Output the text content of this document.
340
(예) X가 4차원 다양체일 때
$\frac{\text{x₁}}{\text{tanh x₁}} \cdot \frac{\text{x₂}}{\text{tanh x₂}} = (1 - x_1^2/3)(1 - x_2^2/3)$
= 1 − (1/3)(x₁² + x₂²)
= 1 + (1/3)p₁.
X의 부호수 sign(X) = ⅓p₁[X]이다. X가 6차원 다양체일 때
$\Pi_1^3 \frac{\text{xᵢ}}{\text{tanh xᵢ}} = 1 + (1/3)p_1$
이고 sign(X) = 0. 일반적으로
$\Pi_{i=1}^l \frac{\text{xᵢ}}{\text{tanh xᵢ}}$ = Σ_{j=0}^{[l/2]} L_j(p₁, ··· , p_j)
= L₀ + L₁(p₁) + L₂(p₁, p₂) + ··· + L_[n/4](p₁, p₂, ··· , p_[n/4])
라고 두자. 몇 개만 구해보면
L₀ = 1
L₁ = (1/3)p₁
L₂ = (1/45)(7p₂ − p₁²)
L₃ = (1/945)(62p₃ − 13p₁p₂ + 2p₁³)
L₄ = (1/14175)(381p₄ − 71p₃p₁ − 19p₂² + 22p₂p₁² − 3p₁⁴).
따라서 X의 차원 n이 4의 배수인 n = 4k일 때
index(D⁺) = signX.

◇ ◇ ◇ ◇ ◇ ◇ ◇

**AIM:**
Go through the listing and print each line exactly as it appears.

**TASK RESPONSE:**
Output the text content of this document.
340
(예) X가 4차원 다양체일 때
$\frac{\text{x₁}}{\text{tanh x₁}} \cdot \frac{\text{x₂}}{\text{tanh x₂}} = (1 - x_1^2/3)(1 - x_2^2/3)$
= 1 − (1/3)(x₁² + x₂²)
= 1 + (1/3)p₁.
X의 부호수 sign(X) = ⅓p₁[X]이다. X가 6차원 다양체일 때
$\Pi_1^3 \frac{\text{xᵢ}}{\text{tanh xᵢ}} = 1 + (1/3)p_1$
이고 sign(X) = 0. 일반적으로
$\Pi_{i=1}^l \frac{\text{xᵢ}}{\text{tanh xᵢ}}$ = Σ_{j=0}^{[l/2]} L_j(p₁, ··· , p_j)
= L₀ + L₁(p₁) + L₂(p₁, p₂) + ··· + L_[n/4](p₁, p₂, ··· , p_[n/4])
라고 두자. 몇 개만 구해보면
L₀ = 1
L₁ = (1/3)p₁
L₂ = (1/45)(7p₂ − p₁²)
L₃ = (1/945)(62p₃ − 13p₁p₂ + 2p₁³)
L₄ = (1/14175)(381p₄ − 71p₃p₁ − 19p₂² + 22p₂p₁² − 3p₁⁴).
따라서 X의 차원 n이 4의 배수인 n = 4k일 때
index(D⁺) = signX.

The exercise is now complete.